Data extracted from a collection:
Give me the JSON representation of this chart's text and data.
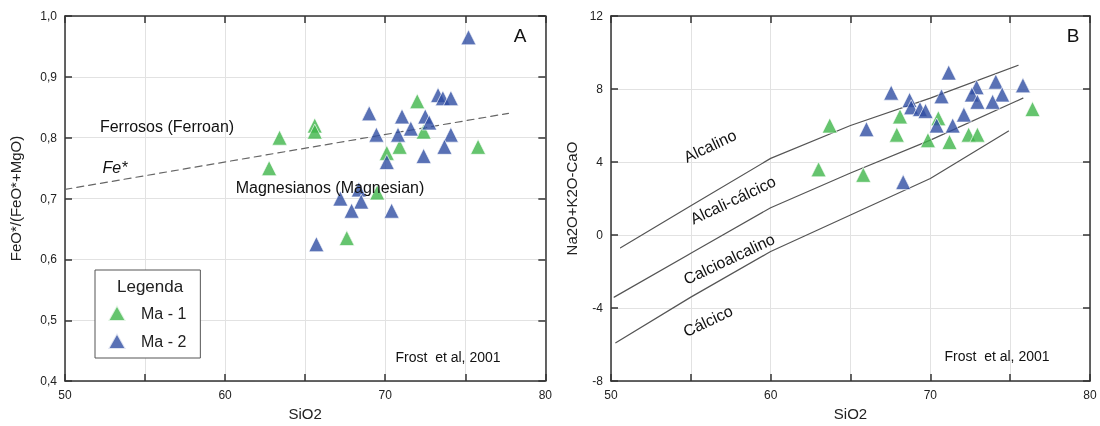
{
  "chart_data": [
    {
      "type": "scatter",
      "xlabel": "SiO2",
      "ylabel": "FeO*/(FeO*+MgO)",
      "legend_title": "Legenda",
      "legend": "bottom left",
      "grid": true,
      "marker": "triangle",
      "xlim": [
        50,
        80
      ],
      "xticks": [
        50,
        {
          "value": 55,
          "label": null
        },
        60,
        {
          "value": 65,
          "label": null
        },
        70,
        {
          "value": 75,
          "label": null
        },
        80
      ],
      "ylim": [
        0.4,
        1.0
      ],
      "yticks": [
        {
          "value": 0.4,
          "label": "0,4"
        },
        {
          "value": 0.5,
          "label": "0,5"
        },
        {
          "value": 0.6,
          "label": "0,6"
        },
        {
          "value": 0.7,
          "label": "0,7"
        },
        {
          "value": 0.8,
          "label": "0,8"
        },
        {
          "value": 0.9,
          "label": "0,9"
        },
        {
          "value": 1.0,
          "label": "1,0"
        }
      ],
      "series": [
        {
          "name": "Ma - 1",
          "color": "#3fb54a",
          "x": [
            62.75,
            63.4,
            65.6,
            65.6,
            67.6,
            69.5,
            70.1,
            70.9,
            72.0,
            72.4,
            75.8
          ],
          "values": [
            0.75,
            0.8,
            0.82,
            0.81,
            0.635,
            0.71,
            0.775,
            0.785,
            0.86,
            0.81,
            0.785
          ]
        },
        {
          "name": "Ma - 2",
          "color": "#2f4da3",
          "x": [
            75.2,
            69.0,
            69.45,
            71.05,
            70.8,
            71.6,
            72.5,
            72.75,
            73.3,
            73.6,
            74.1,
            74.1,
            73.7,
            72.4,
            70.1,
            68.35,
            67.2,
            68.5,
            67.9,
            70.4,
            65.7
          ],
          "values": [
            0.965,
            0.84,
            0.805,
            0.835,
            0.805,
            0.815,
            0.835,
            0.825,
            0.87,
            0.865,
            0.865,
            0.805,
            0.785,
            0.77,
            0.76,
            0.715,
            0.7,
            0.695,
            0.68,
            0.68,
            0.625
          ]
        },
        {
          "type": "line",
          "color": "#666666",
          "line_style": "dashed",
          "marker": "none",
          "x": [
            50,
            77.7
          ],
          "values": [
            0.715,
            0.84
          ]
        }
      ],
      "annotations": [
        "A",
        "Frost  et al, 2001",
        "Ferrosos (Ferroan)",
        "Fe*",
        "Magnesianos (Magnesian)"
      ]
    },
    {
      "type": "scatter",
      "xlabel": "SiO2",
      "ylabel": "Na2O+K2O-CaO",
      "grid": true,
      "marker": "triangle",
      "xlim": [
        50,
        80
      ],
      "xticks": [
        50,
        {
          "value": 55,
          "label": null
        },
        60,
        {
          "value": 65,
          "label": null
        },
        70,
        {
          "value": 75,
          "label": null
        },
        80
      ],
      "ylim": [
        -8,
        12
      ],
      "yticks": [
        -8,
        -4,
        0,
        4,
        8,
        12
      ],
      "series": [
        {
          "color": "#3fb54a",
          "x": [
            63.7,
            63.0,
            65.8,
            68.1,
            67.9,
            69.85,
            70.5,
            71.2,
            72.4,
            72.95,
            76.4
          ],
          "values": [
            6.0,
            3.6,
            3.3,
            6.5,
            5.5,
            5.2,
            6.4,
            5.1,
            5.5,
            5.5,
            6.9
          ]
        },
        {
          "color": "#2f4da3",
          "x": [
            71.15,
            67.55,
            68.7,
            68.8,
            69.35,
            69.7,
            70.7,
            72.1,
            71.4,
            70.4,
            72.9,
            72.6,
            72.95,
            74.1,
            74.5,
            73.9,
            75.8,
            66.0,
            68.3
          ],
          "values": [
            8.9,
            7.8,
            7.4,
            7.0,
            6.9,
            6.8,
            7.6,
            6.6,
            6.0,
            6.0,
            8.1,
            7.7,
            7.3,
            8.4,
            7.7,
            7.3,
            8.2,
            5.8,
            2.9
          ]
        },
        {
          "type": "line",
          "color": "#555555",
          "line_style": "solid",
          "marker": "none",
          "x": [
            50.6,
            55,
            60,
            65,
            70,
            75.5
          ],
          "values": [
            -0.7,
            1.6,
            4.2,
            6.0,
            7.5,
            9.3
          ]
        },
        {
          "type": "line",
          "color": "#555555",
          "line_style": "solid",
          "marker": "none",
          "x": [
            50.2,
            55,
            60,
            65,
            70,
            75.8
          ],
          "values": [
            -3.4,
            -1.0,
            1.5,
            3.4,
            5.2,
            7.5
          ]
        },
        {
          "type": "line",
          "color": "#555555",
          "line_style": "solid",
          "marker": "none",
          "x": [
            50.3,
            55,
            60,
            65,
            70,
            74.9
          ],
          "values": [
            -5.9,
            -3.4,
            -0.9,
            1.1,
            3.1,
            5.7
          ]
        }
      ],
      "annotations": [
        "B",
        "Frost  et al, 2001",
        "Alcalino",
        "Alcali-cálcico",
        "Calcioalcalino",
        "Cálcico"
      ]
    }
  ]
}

SET EXERCISE –
Repeat each entry exactly as given; no pictures belong in the copy.

CORRECT OUTPUT –
Give me the JSON representation of this chart's text and data.
{
  "chart_data": [
    {
      "type": "scatter",
      "xlabel": "SiO2",
      "ylabel": "FeO*/(FeO*+MgO)",
      "legend_title": "Legenda",
      "legend": "bottom left",
      "grid": true,
      "marker": "triangle",
      "xlim": [
        50,
        80
      ],
      "xticks": [
        50,
        {
          "value": 55,
          "label": null
        },
        60,
        {
          "value": 65,
          "label": null
        },
        70,
        {
          "value": 75,
          "label": null
        },
        80
      ],
      "ylim": [
        0.4,
        1.0
      ],
      "yticks": [
        {
          "value": 0.4,
          "label": "0,4"
        },
        {
          "value": 0.5,
          "label": "0,5"
        },
        {
          "value": 0.6,
          "label": "0,6"
        },
        {
          "value": 0.7,
          "label": "0,7"
        },
        {
          "value": 0.8,
          "label": "0,8"
        },
        {
          "value": 0.9,
          "label": "0,9"
        },
        {
          "value": 1.0,
          "label": "1,0"
        }
      ],
      "series": [
        {
          "name": "Ma - 1",
          "color": "#3fb54a",
          "x": [
            62.75,
            63.4,
            65.6,
            65.6,
            67.6,
            69.5,
            70.1,
            70.9,
            72.0,
            72.4,
            75.8
          ],
          "values": [
            0.75,
            0.8,
            0.82,
            0.81,
            0.635,
            0.71,
            0.775,
            0.785,
            0.86,
            0.81,
            0.785
          ]
        },
        {
          "name": "Ma - 2",
          "color": "#2f4da3",
          "x": [
            75.2,
            69.0,
            69.45,
            71.05,
            70.8,
            71.6,
            72.5,
            72.75,
            73.3,
            73.6,
            74.1,
            74.1,
            73.7,
            72.4,
            70.1,
            68.35,
            67.2,
            68.5,
            67.9,
            70.4,
            65.7
          ],
          "values": [
            0.965,
            0.84,
            0.805,
            0.835,
            0.805,
            0.815,
            0.835,
            0.825,
            0.87,
            0.865,
            0.865,
            0.805,
            0.785,
            0.77,
            0.76,
            0.715,
            0.7,
            0.695,
            0.68,
            0.68,
            0.625
          ]
        },
        {
          "type": "line",
          "color": "#666666",
          "line_style": "dashed",
          "marker": "none",
          "x": [
            50,
            77.7
          ],
          "values": [
            0.715,
            0.84
          ]
        }
      ],
      "annotations": [
        "A",
        "Frost  et al, 2001",
        "Ferrosos (Ferroan)",
        "Fe*",
        "Magnesianos (Magnesian)"
      ]
    },
    {
      "type": "scatter",
      "xlabel": "SiO2",
      "ylabel": "Na2O+K2O-CaO",
      "grid": true,
      "marker": "triangle",
      "xlim": [
        50,
        80
      ],
      "xticks": [
        50,
        {
          "value": 55,
          "label": null
        },
        60,
        {
          "value": 65,
          "label": null
        },
        70,
        {
          "value": 75,
          "label": null
        },
        80
      ],
      "ylim": [
        -8,
        12
      ],
      "yticks": [
        -8,
        -4,
        0,
        4,
        8,
        12
      ],
      "series": [
        {
          "color": "#3fb54a",
          "x": [
            63.7,
            63.0,
            65.8,
            68.1,
            67.9,
            69.85,
            70.5,
            71.2,
            72.4,
            72.95,
            76.4
          ],
          "values": [
            6.0,
            3.6,
            3.3,
            6.5,
            5.5,
            5.2,
            6.4,
            5.1,
            5.5,
            5.5,
            6.9
          ]
        },
        {
          "color": "#2f4da3",
          "x": [
            71.15,
            67.55,
            68.7,
            68.8,
            69.35,
            69.7,
            70.7,
            72.1,
            71.4,
            70.4,
            72.9,
            72.6,
            72.95,
            74.1,
            74.5,
            73.9,
            75.8,
            66.0,
            68.3
          ],
          "values": [
            8.9,
            7.8,
            7.4,
            7.0,
            6.9,
            6.8,
            7.6,
            6.6,
            6.0,
            6.0,
            8.1,
            7.7,
            7.3,
            8.4,
            7.7,
            7.3,
            8.2,
            5.8,
            2.9
          ]
        },
        {
          "type": "line",
          "color": "#555555",
          "line_style": "solid",
          "marker": "none",
          "x": [
            50.6,
            55,
            60,
            65,
            70,
            75.5
          ],
          "values": [
            -0.7,
            1.6,
            4.2,
            6.0,
            7.5,
            9.3
          ]
        },
        {
          "type": "line",
          "color": "#555555",
          "line_style": "solid",
          "marker": "none",
          "x": [
            50.2,
            55,
            60,
            65,
            70,
            75.8
          ],
          "values": [
            -3.4,
            -1.0,
            1.5,
            3.4,
            5.2,
            7.5
          ]
        },
        {
          "type": "line",
          "color": "#555555",
          "line_style": "solid",
          "marker": "none",
          "x": [
            50.3,
            55,
            60,
            65,
            70,
            74.9
          ],
          "values": [
            -5.9,
            -3.4,
            -0.9,
            1.1,
            3.1,
            5.7
          ]
        }
      ],
      "annotations": [
        "B",
        "Frost  et al, 2001",
        "Alcalino",
        "Alcali-cálcico",
        "Calcioalcalino",
        "Cálcico"
      ]
    }
  ]
}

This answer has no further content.